* AVAILABLE RECORDS

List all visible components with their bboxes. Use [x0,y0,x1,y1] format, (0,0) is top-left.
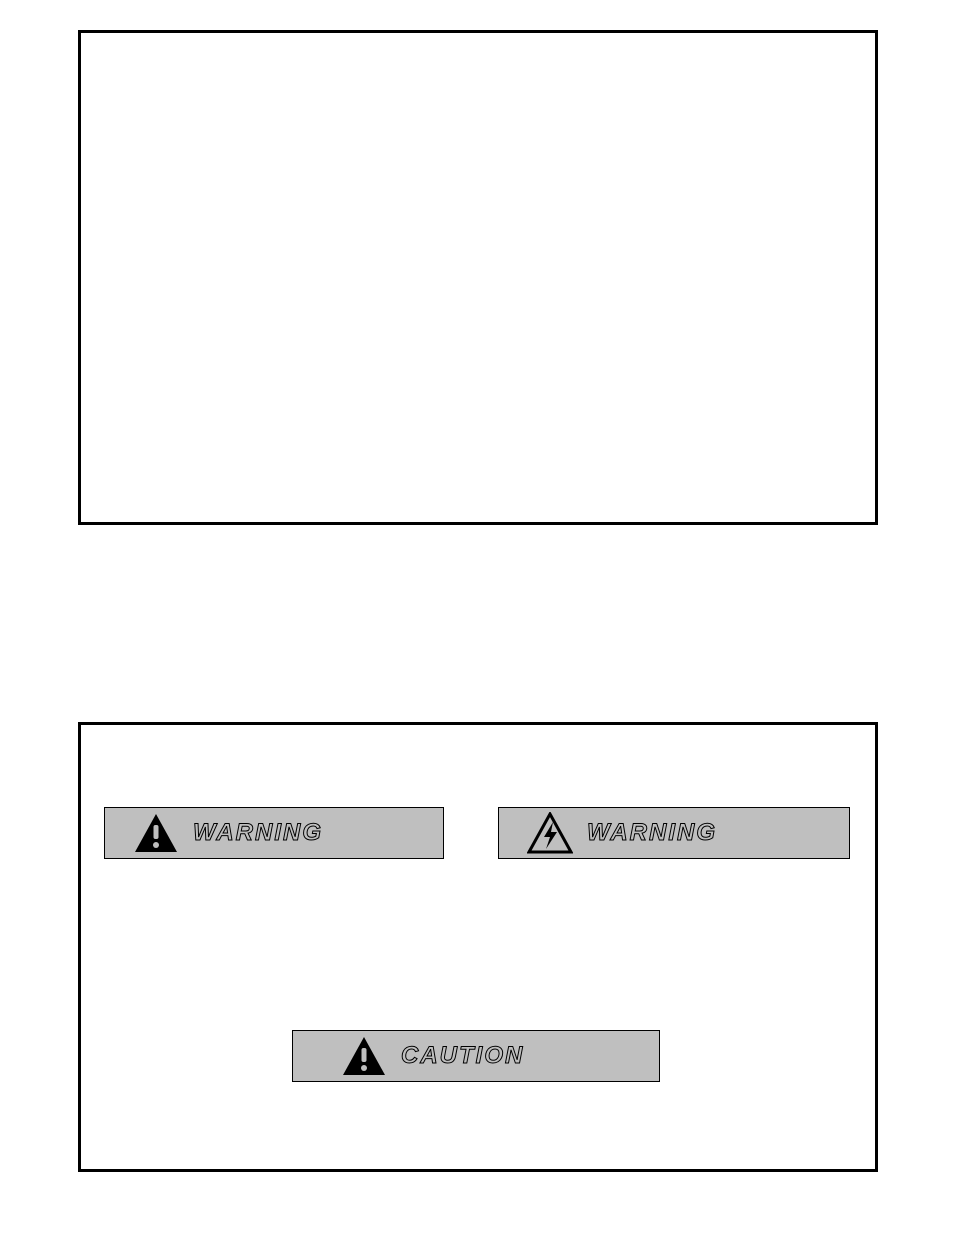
bottom-box [78,722,878,1172]
page: WARNING WARNING CAUTION [0,0,954,1235]
warning-right-text: WARNING [587,819,717,847]
top-box [78,30,878,525]
triangle-exclamation-icon [341,1035,387,1077]
warning-left-text: WARNING [193,819,323,847]
warning-right-label: WARNING [498,807,850,859]
warning-left-label: WARNING [104,807,444,859]
caution-text: CAUTION [401,1042,524,1070]
triangle-exclamation-icon [133,812,179,854]
caution-label: CAUTION [292,1030,660,1082]
triangle-bolt-icon [527,812,573,854]
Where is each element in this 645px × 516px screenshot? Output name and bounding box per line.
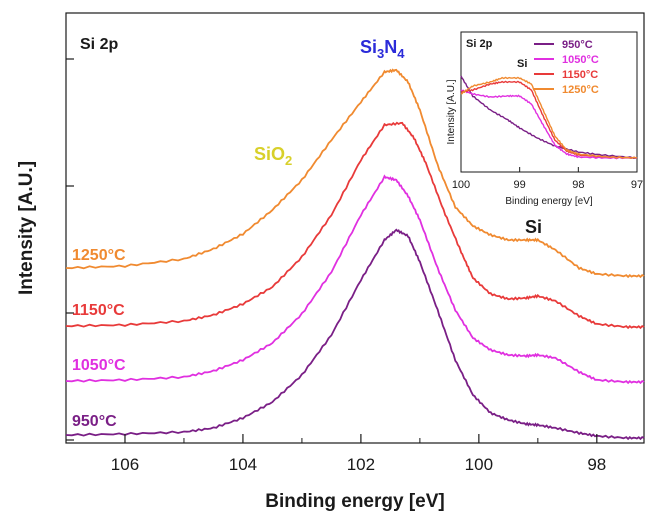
series-label-1150: 1150°C: [72, 302, 125, 319]
annotation-si: Si: [525, 217, 542, 237]
series-line-950: [66, 230, 644, 439]
inset-legend-label-1150: 1150°C: [562, 69, 598, 81]
annotation-si3n4: Si3N4: [360, 37, 405, 61]
inset-x-tick-label-100: 100: [452, 179, 470, 191]
inset-x-tick-label-98: 98: [572, 179, 584, 191]
x-tick-label-100: 100: [465, 455, 493, 474]
inset-x-tick-label-99: 99: [514, 179, 526, 191]
inset-chart: 100 99 98 97 Si 2p Si Binding energy [eV] I…: [446, 32, 643, 207]
x-tick-label-102: 102: [347, 455, 375, 474]
inset-legend-label-1250: 1250°C: [562, 84, 599, 96]
series-label-1050: 1050°C: [72, 357, 126, 374]
inset-panel-label: Si 2p: [466, 38, 493, 50]
inset-y-axis-title: Intensity [A.U.]: [446, 79, 457, 144]
annotation-sio2: SiO2: [254, 144, 292, 168]
inset-legend-label-950: 950°C: [562, 39, 593, 51]
series-label-1250: 1250°C: [72, 247, 126, 264]
inset-x-axis-title: Binding energy [eV]: [505, 196, 593, 207]
x-tick-label-106: 106: [111, 455, 139, 474]
inset-frame: [461, 32, 637, 172]
inset-annotation-si: Si: [517, 58, 527, 70]
panel-label: Si 2p: [80, 36, 118, 53]
inset-legend-label-1050: 1050°C: [562, 54, 599, 66]
x-tick-label-104: 104: [229, 455, 257, 474]
series-label-950: 950°C: [72, 413, 117, 430]
x-axis-title: Binding energy [eV]: [265, 491, 444, 512]
series-line-1050: [66, 176, 644, 383]
y-axis-title: Intensity [A.U.]: [16, 161, 37, 295]
inset-x-tick-label-97: 97: [631, 179, 643, 191]
x-tick-label-98: 98: [587, 455, 606, 474]
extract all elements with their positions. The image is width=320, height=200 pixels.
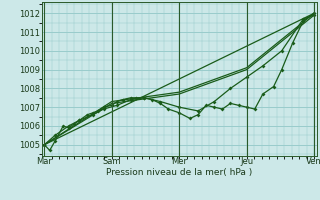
X-axis label: Pression niveau de la mer( hPa ): Pression niveau de la mer( hPa ) (106, 168, 252, 177)
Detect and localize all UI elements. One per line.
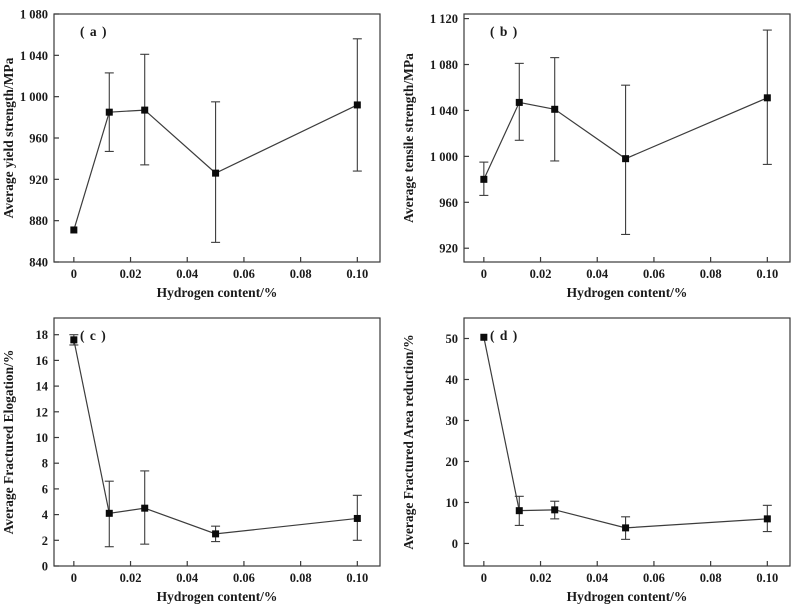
svg-text:Hydrogen content/%: Hydrogen content/% xyxy=(567,589,688,604)
svg-text:0.02: 0.02 xyxy=(120,267,142,281)
svg-text:1 000: 1 000 xyxy=(430,150,458,164)
svg-text:Hydrogen content/%: Hydrogen content/% xyxy=(157,589,278,604)
svg-text:Average tensile strength/MPa: Average tensile strength/MPa xyxy=(401,53,416,223)
chart-c-fractured-elongation: 0 0.02 0.04 0.06 0.08 0.10 0 2 4 6 8 10 12 14 16 18 ( c … xyxy=(1,317,381,604)
svg-text:0.02: 0.02 xyxy=(530,267,552,281)
svg-text:10: 10 xyxy=(36,431,49,445)
svg-text:0.10: 0.10 xyxy=(346,571,368,585)
svg-text:0.10: 0.10 xyxy=(756,571,778,585)
svg-text:880: 880 xyxy=(29,214,48,228)
svg-text:Average Fractured Area reducti: Average Fractured Area reduction/% xyxy=(401,334,416,549)
panel-b-tensile-strength: 0 0.02 0.04 0.06 0.08 0.10 920 960 1 000 1 040 1 0… xyxy=(400,0,800,304)
svg-text:0: 0 xyxy=(71,267,77,281)
svg-text:30: 30 xyxy=(446,414,459,428)
svg-text:0.04: 0.04 xyxy=(176,267,199,281)
svg-text:0.06: 0.06 xyxy=(233,267,255,281)
svg-text:6: 6 xyxy=(42,482,48,496)
svg-text:0.04: 0.04 xyxy=(176,571,199,585)
svg-text:( d ): ( d ) xyxy=(490,328,518,343)
svg-text:( b ): ( b ) xyxy=(490,24,518,39)
svg-text:0.06: 0.06 xyxy=(233,571,255,585)
svg-text:18: 18 xyxy=(36,328,49,342)
chart-a-yield-strength: 0 0.02 0.04 0.06 0.08 0.10 840 880 920 960 1 000 1 … xyxy=(1,8,381,300)
svg-text:10: 10 xyxy=(446,496,459,510)
svg-text:920: 920 xyxy=(439,242,458,256)
svg-text:920: 920 xyxy=(29,173,48,187)
svg-text:0.08: 0.08 xyxy=(700,267,722,281)
svg-text:0: 0 xyxy=(481,571,487,585)
svg-text:1 120: 1 120 xyxy=(430,12,458,26)
svg-text:( c ): ( c ) xyxy=(80,328,107,343)
svg-text:960: 960 xyxy=(29,132,48,146)
svg-text:0.04: 0.04 xyxy=(586,571,609,585)
svg-text:1 080: 1 080 xyxy=(20,8,48,22)
svg-text:0.08: 0.08 xyxy=(290,571,312,585)
svg-text:0.04: 0.04 xyxy=(586,267,609,281)
svg-text:960: 960 xyxy=(439,196,458,210)
svg-text:1 040: 1 040 xyxy=(430,104,458,118)
svg-text:0.06: 0.06 xyxy=(643,571,665,585)
svg-text:1 000: 1 000 xyxy=(20,90,48,104)
svg-text:14: 14 xyxy=(36,380,49,394)
svg-text:20: 20 xyxy=(446,455,459,469)
svg-text:0.02: 0.02 xyxy=(120,571,142,585)
chart-d-area-reduction: 0 0.02 0.04 0.06 0.08 0.10 0 10 20 30 40 50 ( d ) Hyd… xyxy=(401,317,791,604)
svg-text:0.08: 0.08 xyxy=(700,571,722,585)
svg-text:16: 16 xyxy=(36,354,49,368)
svg-text:0.10: 0.10 xyxy=(756,267,778,281)
svg-text:40: 40 xyxy=(446,373,459,387)
svg-text:0.06: 0.06 xyxy=(643,267,665,281)
svg-text:Hydrogen content/%: Hydrogen content/% xyxy=(157,285,278,300)
svg-text:0.02: 0.02 xyxy=(530,571,552,585)
svg-text:0: 0 xyxy=(42,560,48,574)
panel-a-yield-strength: 0 0.02 0.04 0.06 0.08 0.10 840 880 920 960 1 000 1 … xyxy=(0,0,400,304)
svg-text:Average yield strength/MPa: Average yield strength/MPa xyxy=(1,57,16,218)
svg-text:2: 2 xyxy=(42,534,48,548)
svg-text:Hydrogen content/%: Hydrogen content/% xyxy=(567,285,688,300)
svg-text:1 080: 1 080 xyxy=(430,58,458,72)
svg-text:50: 50 xyxy=(446,332,459,346)
svg-text:( a ): ( a ) xyxy=(80,24,108,39)
svg-text:4: 4 xyxy=(42,508,49,522)
svg-text:0.08: 0.08 xyxy=(290,267,312,281)
svg-text:0.10: 0.10 xyxy=(346,267,368,281)
svg-text:1 040: 1 040 xyxy=(20,49,48,63)
panel-d-area-reduction: 0 0.02 0.04 0.06 0.08 0.10 0 10 20 30 40 50 ( d ) Hyd… xyxy=(400,304,800,608)
chart-b-tensile-strength: 0 0.02 0.04 0.06 0.08 0.10 920 960 1 000 1 040 1 0… xyxy=(401,12,791,300)
svg-text:0: 0 xyxy=(71,571,77,585)
svg-text:840: 840 xyxy=(29,256,48,270)
svg-text:8: 8 xyxy=(42,457,48,471)
panel-c-fractured-elongation: 0 0.02 0.04 0.06 0.08 0.10 0 2 4 6 8 10 12 14 16 18 ( c … xyxy=(0,304,400,608)
svg-text:0: 0 xyxy=(452,537,458,551)
svg-text:0: 0 xyxy=(481,267,487,281)
svg-text:Average Fractured Elogation/%: Average Fractured Elogation/% xyxy=(1,350,16,535)
svg-text:12: 12 xyxy=(36,405,49,419)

* TASK TO COMPLETE
Format the entries from the line with "series-label-1150: 1150°C: [72, 302, 125, 319]" up to and including the line with "inset-x-tick-label-99: 99: [514, 179, 526, 191]" as a Markdown table with two columns, No. and Line. Number each row and leave out any blank lines.

* RESPONSE TO THE TASK
| No. | Line |
|---|---|
| 1 | series-label-1150: 1150°C: [72, 302, 125, 319] |
| 2 | annotation-si: Si: [525, 217, 542, 237] |
| 3 | series-line-950: [66, 230, 644, 439] |
| 4 | inset-legend-label-1150: 1150°C: [562, 69, 598, 81] |
| 5 | annotation-si3n4: Si3N4: [360, 37, 405, 61] |
| 6 | inset-x-tick-label-100: 100: [452, 179, 470, 191] |
| 7 | inset-x-tick-label-98: 98: [572, 179, 584, 191] |
| 8 | x-tick-label-100: 100: [465, 455, 493, 474] |
| 9 | inset-x-tick-label-99: 99: [514, 179, 526, 191] |